__Exercise brief__. Copy all the material below, exactly as it stands.
------------------------------------------------
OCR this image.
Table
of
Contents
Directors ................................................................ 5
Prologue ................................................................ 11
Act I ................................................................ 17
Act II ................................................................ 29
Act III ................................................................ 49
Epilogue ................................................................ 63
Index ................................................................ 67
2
------------------------------------------------
__Exercise answer__.
OCR this image.
Table
of
Contents
Directors ................................................................ 5
Prologue ................................................................ 11
Act I ................................................................ 17
Act II ................................................................ 29
Act III ................................................................ 49
Epilogue ................................................................ 63
Index ................................................................ 67
2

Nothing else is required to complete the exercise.